(Figure dataset records)
___

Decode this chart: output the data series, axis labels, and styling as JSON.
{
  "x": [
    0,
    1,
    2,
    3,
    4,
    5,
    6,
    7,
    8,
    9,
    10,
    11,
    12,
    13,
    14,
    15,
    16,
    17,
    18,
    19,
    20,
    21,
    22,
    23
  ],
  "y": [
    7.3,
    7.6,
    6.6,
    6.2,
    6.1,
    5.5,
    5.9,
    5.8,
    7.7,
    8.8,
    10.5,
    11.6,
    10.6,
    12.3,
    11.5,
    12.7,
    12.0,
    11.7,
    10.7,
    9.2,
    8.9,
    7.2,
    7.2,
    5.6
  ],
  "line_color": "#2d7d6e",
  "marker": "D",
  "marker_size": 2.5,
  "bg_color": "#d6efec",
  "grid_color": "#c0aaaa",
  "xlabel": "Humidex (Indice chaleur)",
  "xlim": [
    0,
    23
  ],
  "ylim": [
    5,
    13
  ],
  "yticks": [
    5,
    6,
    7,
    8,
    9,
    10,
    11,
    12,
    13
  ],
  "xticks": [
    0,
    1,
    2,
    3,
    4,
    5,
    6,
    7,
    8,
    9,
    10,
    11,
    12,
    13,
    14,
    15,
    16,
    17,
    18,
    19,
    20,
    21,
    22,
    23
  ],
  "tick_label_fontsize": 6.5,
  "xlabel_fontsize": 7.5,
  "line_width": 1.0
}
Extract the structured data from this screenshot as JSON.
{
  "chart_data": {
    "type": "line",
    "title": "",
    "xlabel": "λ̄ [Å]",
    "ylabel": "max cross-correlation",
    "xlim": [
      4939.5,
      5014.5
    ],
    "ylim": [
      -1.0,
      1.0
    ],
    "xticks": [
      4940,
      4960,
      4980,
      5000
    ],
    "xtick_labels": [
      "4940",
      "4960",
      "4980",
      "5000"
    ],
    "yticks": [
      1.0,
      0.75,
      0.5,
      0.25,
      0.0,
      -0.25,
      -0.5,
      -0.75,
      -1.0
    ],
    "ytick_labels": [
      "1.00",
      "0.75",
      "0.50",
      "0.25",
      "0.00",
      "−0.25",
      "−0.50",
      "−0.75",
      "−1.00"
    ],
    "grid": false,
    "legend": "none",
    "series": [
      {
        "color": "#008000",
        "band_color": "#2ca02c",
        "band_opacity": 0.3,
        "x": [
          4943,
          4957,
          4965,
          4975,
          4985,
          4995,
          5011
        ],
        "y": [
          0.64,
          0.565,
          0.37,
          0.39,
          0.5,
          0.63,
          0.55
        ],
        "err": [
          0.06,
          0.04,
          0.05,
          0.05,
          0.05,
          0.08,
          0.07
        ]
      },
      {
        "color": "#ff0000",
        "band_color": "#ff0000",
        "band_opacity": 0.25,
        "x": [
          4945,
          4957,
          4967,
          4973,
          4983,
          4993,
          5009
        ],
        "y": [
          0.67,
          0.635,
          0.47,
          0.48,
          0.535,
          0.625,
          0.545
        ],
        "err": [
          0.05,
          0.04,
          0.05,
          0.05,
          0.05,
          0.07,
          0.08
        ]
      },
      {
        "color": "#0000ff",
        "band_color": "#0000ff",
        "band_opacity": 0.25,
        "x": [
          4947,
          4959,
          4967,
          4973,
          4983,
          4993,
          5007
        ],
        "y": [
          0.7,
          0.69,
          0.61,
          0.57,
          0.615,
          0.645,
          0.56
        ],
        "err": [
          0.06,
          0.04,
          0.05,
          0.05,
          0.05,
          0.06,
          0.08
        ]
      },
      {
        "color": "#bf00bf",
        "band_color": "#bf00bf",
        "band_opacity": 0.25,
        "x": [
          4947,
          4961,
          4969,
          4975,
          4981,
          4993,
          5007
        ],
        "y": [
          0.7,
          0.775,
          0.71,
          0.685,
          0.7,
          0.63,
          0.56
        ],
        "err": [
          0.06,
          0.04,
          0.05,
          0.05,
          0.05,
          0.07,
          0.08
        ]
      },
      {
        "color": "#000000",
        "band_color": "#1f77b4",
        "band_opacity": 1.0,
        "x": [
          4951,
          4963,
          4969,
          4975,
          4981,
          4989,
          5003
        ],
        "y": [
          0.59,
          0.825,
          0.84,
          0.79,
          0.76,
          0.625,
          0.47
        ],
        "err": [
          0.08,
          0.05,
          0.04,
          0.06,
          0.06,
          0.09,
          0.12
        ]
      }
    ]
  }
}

___

• _EXERCISE_
Where a line holds the string "series", copy that line.

• _FINISHED EXERCISE_
Decode this chart: output the data series, axis labels, and styling as JSON.
    "series": [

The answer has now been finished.